======== Supplied data
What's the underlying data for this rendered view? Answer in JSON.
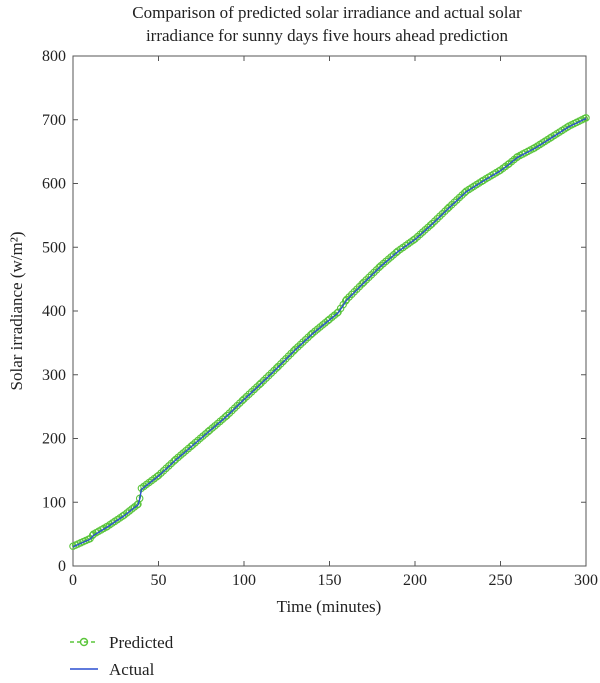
{
  "chart_data": {
    "type": "line",
    "title": [
      "Comparison of predicted solar irradiance and actual solar",
      "irradiance for sunny days five hours ahead prediction"
    ],
    "xlabel": "Time (minutes)",
    "ylabel": "Solar irradiance (w/m²)",
    "xlim": [
      0,
      300
    ],
    "ylim": [
      0,
      800
    ],
    "xticks": [
      0,
      50,
      100,
      150,
      200,
      250,
      300
    ],
    "yticks": [
      0,
      100,
      200,
      300,
      400,
      500,
      600,
      700,
      800
    ],
    "grid": false,
    "legend_position": "bottom-left",
    "series": [
      {
        "name": "Predicted",
        "color": "#5ac53a",
        "marker": "circle",
        "line_style": "dashed",
        "x": [
          0,
          10,
          12,
          20,
          30,
          38,
          39,
          40,
          50,
          60,
          70,
          80,
          90,
          100,
          110,
          120,
          130,
          140,
          150,
          155,
          160,
          170,
          180,
          190,
          200,
          210,
          220,
          230,
          240,
          250,
          255,
          260,
          270,
          280,
          290,
          300
        ],
        "y": [
          31,
          43,
          50,
          62,
          80,
          97,
          106,
          122,
          142,
          167,
          190,
          213,
          236,
          262,
          287,
          313,
          340,
          365,
          387,
          398,
          418,
          445,
          471,
          494,
          513,
          537,
          563,
          588,
          605,
          621,
          631,
          642,
          656,
          673,
          690,
          703
        ]
      },
      {
        "name": "Actual",
        "color": "#2a4fd0",
        "line_style": "solid",
        "x": [
          0,
          10,
          12,
          20,
          30,
          38,
          39,
          40,
          50,
          60,
          70,
          80,
          90,
          100,
          110,
          120,
          130,
          140,
          150,
          155,
          160,
          170,
          180,
          190,
          200,
          210,
          220,
          230,
          240,
          250,
          255,
          260,
          270,
          280,
          290,
          300
        ],
        "y": [
          30,
          42,
          48,
          61,
          79,
          96,
          105,
          120,
          141,
          166,
          189,
          212,
          235,
          261,
          286,
          312,
          339,
          364,
          386,
          397,
          417,
          444,
          470,
          493,
          512,
          536,
          562,
          587,
          604,
          620,
          630,
          641,
          655,
          672,
          689,
          702
        ]
      }
    ]
  }
}
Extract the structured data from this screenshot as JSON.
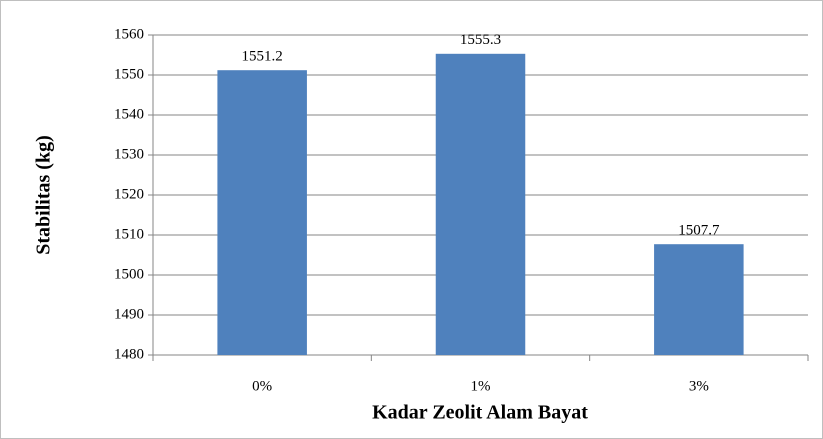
{
  "chart_data": {
    "type": "bar",
    "x_label": "Kadar Zeolit Alam Bayat",
    "y_label": "Stabilitas (kg)",
    "categories": [
      "0%",
      "1%",
      "3%"
    ],
    "values": [
      1551.2,
      1555.3,
      1507.7
    ],
    "color": "#4f81bd",
    "ylim": [
      1480,
      1560
    ],
    "yticks": [
      1480,
      1490,
      1500,
      1510,
      1520,
      1530,
      1540,
      1550,
      1560
    ],
    "grid": true
  }
}
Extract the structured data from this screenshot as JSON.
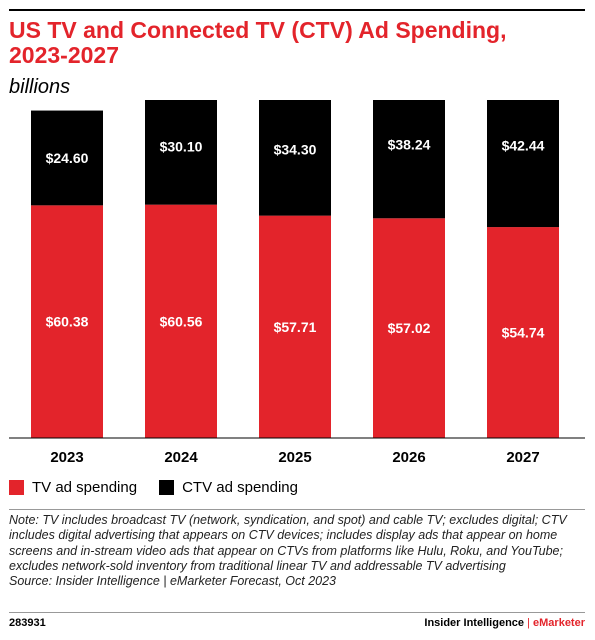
{
  "chart_data": {
    "type": "bar",
    "stacked": true,
    "title": "US TV and Connected TV (CTV) Ad Spending, 2023-2027",
    "subtitle": "billions",
    "categories": [
      "2023",
      "2024",
      "2025",
      "2026",
      "2027"
    ],
    "series": [
      {
        "name": "TV ad spending",
        "values": [
          60.38,
          60.56,
          57.71,
          57.02,
          54.74
        ],
        "labels": [
          "$60.38",
          "$60.56",
          "$57.71",
          "$57.02",
          "$54.74"
        ],
        "color": "#e3242b"
      },
      {
        "name": "CTV ad spending",
        "values": [
          24.6,
          30.1,
          34.3,
          38.24,
          42.44
        ],
        "labels": [
          "$24.60",
          "$30.10",
          "$34.30",
          "$38.24",
          "$42.44"
        ],
        "color": "#000000"
      }
    ],
    "ylim": [
      0,
      100
    ],
    "grid": false,
    "legend": "bottom-left"
  },
  "note": "Note: TV includes broadcast TV (network, syndication, and spot) and cable TV; excludes digital; CTV includes digital advertising that appears on CTV devices; includes display ads that appear on home screens and in-stream video ads that appear on CTVs from platforms like Hulu, Roku, and YouTube; excludes network-sold inventory from traditional linear TV and addressable TV advertising",
  "source": "Source: Insider Intelligence | eMarketer Forecast, Oct 2023",
  "footer": {
    "id": "283931",
    "brand_left": "Insider Intelligence",
    "brand_sep": "|",
    "brand_right": "eMarketer"
  }
}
================
| Problem statement |
All the lines above are to be reproduced exactly, except the pictures.

| Expected answer |
What's the underlying data for this rendered view? Answer in JSON.
{
  "chart_data": {
    "type": "line",
    "title": [
      "Comparison of predicted solar irradiance and actual solar",
      "irradiance for sunny days five hours ahead prediction"
    ],
    "xlabel": "Time (minutes)",
    "ylabel": "Solar irradiance (w/m²)",
    "xlim": [
      0,
      300
    ],
    "ylim": [
      0,
      800
    ],
    "xticks": [
      0,
      50,
      100,
      150,
      200,
      250,
      300
    ],
    "yticks": [
      0,
      100,
      200,
      300,
      400,
      500,
      600,
      700,
      800
    ],
    "grid": false,
    "legend_position": "bottom-left",
    "series": [
      {
        "name": "Predicted",
        "color": "#5ac53a",
        "marker": "circle",
        "line_style": "dashed",
        "x": [
          0,
          10,
          12,
          20,
          30,
          38,
          39,
          40,
          50,
          60,
          70,
          80,
          90,
          100,
          110,
          120,
          130,
          140,
          150,
          155,
          160,
          170,
          180,
          190,
          200,
          210,
          220,
          230,
          240,
          250,
          255,
          260,
          270,
          280,
          290,
          300
        ],
        "y": [
          31,
          43,
          50,
          62,
          80,
          97,
          106,
          122,
          142,
          167,
          190,
          213,
          236,
          262,
          287,
          313,
          340,
          365,
          387,
          398,
          418,
          445,
          471,
          494,
          513,
          537,
          563,
          588,
          605,
          621,
          631,
          642,
          656,
          673,
          690,
          703
        ]
      },
      {
        "name": "Actual",
        "color": "#2a4fd0",
        "line_style": "solid",
        "x": [
          0,
          10,
          12,
          20,
          30,
          38,
          39,
          40,
          50,
          60,
          70,
          80,
          90,
          100,
          110,
          120,
          130,
          140,
          150,
          155,
          160,
          170,
          180,
          190,
          200,
          210,
          220,
          230,
          240,
          250,
          255,
          260,
          270,
          280,
          290,
          300
        ],
        "y": [
          30,
          42,
          48,
          61,
          79,
          96,
          105,
          120,
          141,
          166,
          189,
          212,
          235,
          261,
          286,
          312,
          339,
          364,
          386,
          397,
          417,
          444,
          470,
          493,
          512,
          536,
          562,
          587,
          604,
          620,
          630,
          641,
          655,
          672,
          689,
          702
        ]
      }
    ]
  }
}
Extract the structured data from this screenshot as JSON.
{
  "chart_data": {
    "type": "bar",
    "x_label": "Kadar Zeolit Alam Bayat",
    "y_label": "Stabilitas (kg)",
    "categories": [
      "0%",
      "1%",
      "3%"
    ],
    "values": [
      1551.2,
      1555.3,
      1507.7
    ],
    "color": "#4f81bd",
    "ylim": [
      1480,
      1560
    ],
    "yticks": [
      1480,
      1490,
      1500,
      1510,
      1520,
      1530,
      1540,
      1550,
      1560
    ],
    "grid": true
  }
}
Extract the structured data from this screenshot as JSON.
{
  "chart_data": {
    "type": "bar",
    "stacked": true,
    "title": "US TV and Connected TV (CTV) Ad Spending, 2023-2027",
    "subtitle": "billions",
    "categories": [
      "2023",
      "2024",
      "2025",
      "2026",
      "2027"
    ],
    "series": [
      {
        "name": "TV ad spending",
        "values": [
          60.38,
          60.56,
          57.71,
          57.02,
          54.74
        ],
        "labels": [
          "$60.38",
          "$60.56",
          "$57.71",
          "$57.02",
          "$54.74"
        ],
        "color": "#e3242b"
      },
      {
        "name": "CTV ad spending",
        "values": [
          24.6,
          30.1,
          34.3,
          38.24,
          42.44
        ],
        "labels": [
          "$24.60",
          "$30.10",
          "$34.30",
          "$38.24",
          "$42.44"
        ],
        "color": "#000000"
      }
    ],
    "ylim": [
      0,
      100
    ],
    "grid": false,
    "legend": "bottom-left"
  },
  "note": "Note: TV includes broadcast TV (network, syndication, and spot) and cable TV; excludes digital; CTV includes digital advertising that appears on CTV devices; includes display ads that appear on home screens and in-stream video ads that appear on CTVs from platforms like Hulu, Roku, and YouTube; excludes network-sold inventory from traditional linear TV and addressable TV advertising",
  "source": "Source: Insider Intelligence | eMarketer Forecast, Oct 2023",
  "footer": {
    "id": "283931",
    "brand_left": "Insider Intelligence",
    "brand_sep": "|",
    "brand_right": "eMarketer"
  }
}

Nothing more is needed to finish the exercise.